TASK DIRECTIONS: Gather from the material every line that contains the string "image".

Dataset entries:

* * * * * * *

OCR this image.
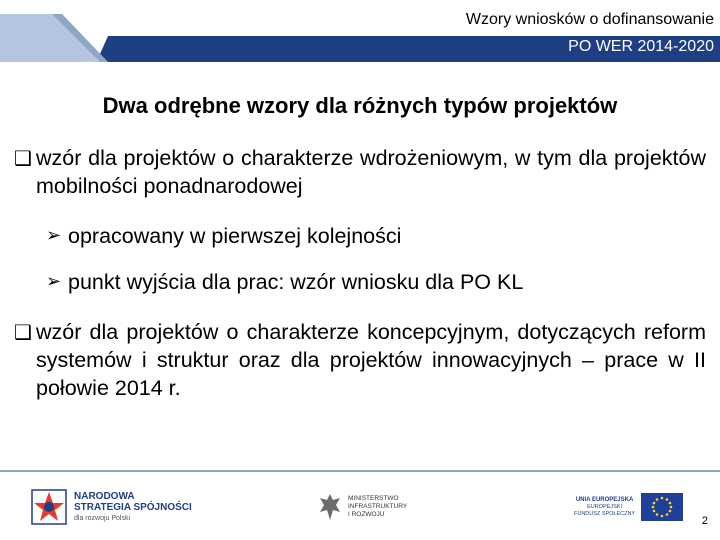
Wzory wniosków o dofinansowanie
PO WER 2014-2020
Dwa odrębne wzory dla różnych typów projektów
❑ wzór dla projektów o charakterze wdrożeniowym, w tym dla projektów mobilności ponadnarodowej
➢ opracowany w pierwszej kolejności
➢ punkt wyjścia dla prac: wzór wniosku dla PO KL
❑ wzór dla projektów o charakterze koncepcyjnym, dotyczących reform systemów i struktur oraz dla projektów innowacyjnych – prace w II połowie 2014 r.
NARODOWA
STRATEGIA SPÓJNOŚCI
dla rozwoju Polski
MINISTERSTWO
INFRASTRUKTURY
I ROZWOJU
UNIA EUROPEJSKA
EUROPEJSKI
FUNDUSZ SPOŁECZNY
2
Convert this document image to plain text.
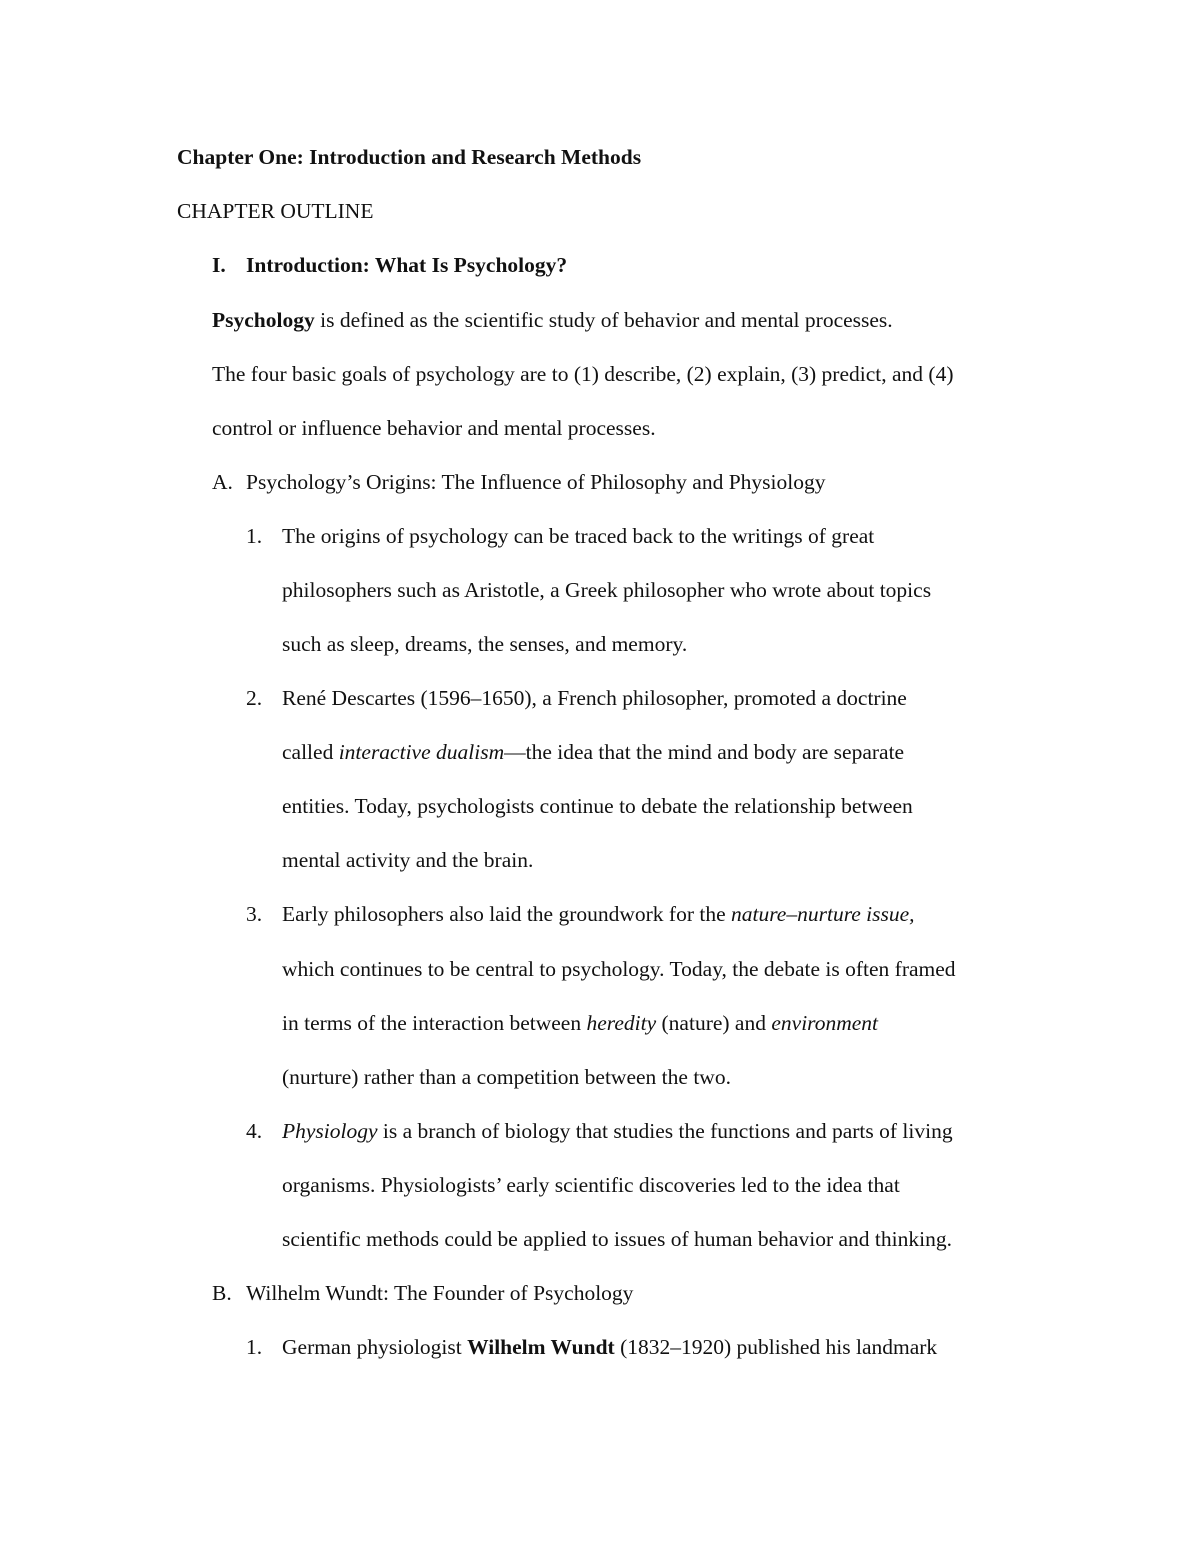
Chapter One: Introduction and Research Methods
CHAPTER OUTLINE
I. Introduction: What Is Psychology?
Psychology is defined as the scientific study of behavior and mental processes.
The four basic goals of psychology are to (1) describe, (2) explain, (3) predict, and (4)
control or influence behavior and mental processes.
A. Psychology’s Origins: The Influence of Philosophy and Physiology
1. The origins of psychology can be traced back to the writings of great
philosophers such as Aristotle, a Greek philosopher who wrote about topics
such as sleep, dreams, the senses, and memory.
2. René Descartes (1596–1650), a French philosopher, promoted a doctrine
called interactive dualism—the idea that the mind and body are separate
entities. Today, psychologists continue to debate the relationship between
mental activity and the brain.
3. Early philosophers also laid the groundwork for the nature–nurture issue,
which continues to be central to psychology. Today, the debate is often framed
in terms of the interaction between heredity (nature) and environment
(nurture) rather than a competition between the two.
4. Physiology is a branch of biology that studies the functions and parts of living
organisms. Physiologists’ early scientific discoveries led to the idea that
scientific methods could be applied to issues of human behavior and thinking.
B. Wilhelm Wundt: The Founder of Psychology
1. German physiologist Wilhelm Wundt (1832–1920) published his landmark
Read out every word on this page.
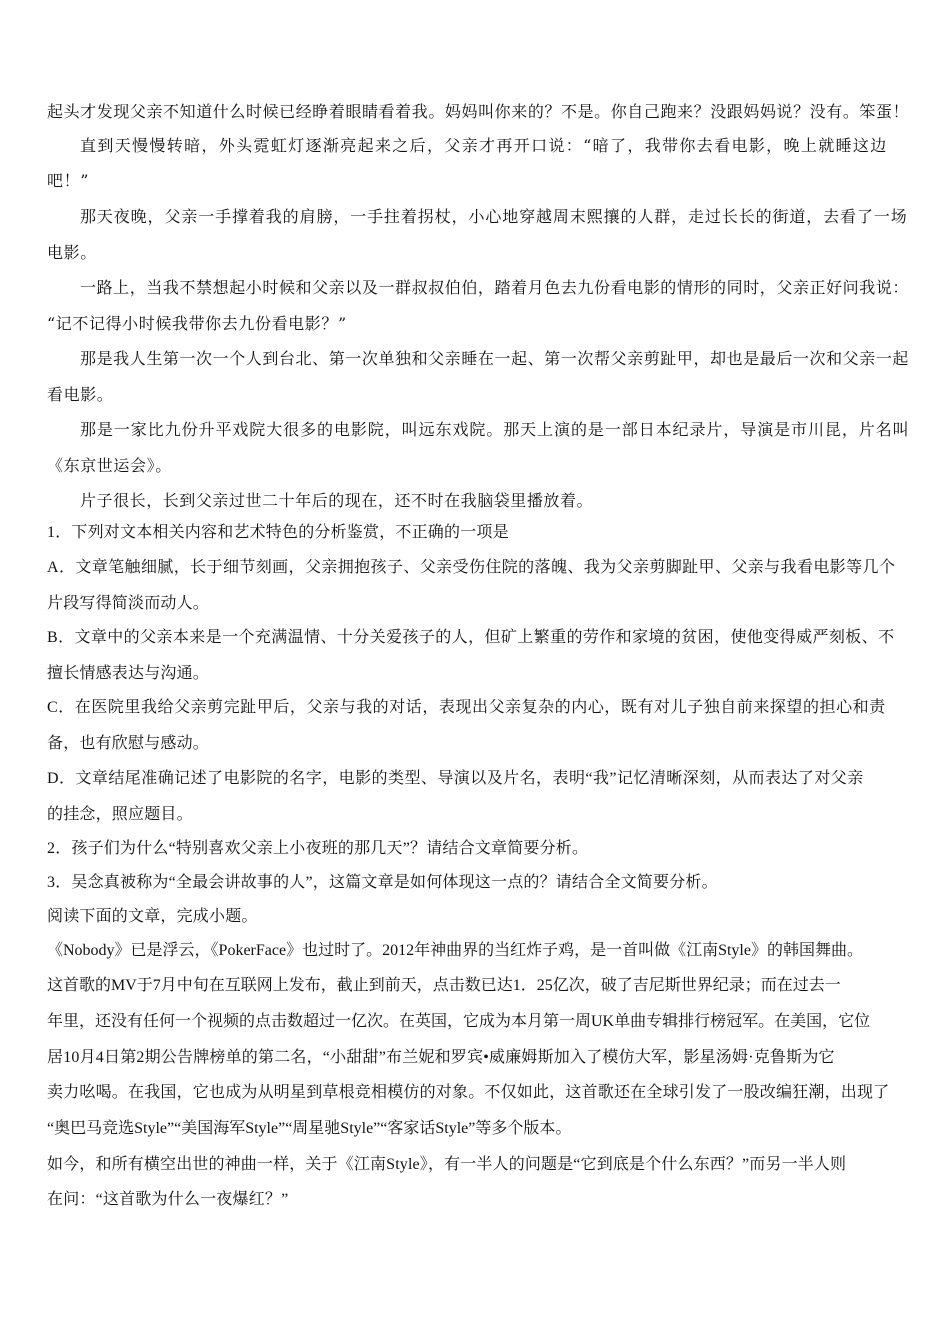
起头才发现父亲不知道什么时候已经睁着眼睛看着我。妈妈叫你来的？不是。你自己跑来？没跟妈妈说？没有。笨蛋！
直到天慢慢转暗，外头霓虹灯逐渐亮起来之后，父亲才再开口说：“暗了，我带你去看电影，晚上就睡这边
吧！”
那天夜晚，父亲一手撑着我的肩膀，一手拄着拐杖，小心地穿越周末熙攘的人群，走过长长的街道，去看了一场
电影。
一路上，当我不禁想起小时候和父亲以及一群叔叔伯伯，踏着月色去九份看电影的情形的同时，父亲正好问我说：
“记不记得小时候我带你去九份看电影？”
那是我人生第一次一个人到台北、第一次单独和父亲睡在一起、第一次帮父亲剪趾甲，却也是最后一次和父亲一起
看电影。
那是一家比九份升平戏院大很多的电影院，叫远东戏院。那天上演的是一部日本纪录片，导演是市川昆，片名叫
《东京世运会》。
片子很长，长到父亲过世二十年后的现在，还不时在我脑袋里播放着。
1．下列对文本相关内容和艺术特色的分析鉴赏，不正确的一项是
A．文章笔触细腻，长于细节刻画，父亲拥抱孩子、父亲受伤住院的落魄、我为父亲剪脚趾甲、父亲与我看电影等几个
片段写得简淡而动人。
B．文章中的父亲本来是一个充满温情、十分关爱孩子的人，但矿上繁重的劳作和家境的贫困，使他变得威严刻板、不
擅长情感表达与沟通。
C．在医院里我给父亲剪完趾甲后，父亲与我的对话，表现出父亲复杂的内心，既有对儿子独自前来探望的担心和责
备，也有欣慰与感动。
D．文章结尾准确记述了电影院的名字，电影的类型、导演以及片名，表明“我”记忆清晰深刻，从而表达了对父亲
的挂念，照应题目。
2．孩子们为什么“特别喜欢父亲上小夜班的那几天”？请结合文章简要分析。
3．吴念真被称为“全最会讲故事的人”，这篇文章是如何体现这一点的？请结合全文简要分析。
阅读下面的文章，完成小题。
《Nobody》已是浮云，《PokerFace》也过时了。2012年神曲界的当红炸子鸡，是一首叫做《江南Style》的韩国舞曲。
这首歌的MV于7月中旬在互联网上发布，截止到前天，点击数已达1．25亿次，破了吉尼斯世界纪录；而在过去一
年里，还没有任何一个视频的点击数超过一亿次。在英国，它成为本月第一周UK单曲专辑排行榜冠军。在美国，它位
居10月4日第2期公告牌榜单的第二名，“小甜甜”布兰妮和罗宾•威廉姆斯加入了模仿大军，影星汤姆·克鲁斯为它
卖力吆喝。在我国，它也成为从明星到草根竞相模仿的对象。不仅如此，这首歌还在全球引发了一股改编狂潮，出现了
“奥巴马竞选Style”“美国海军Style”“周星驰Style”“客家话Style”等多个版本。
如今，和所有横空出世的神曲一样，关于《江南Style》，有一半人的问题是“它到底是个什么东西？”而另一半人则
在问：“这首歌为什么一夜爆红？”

* * * * * * *

COMPLETED EXERCISE:
OCR this image.
Convert this document image to plain text.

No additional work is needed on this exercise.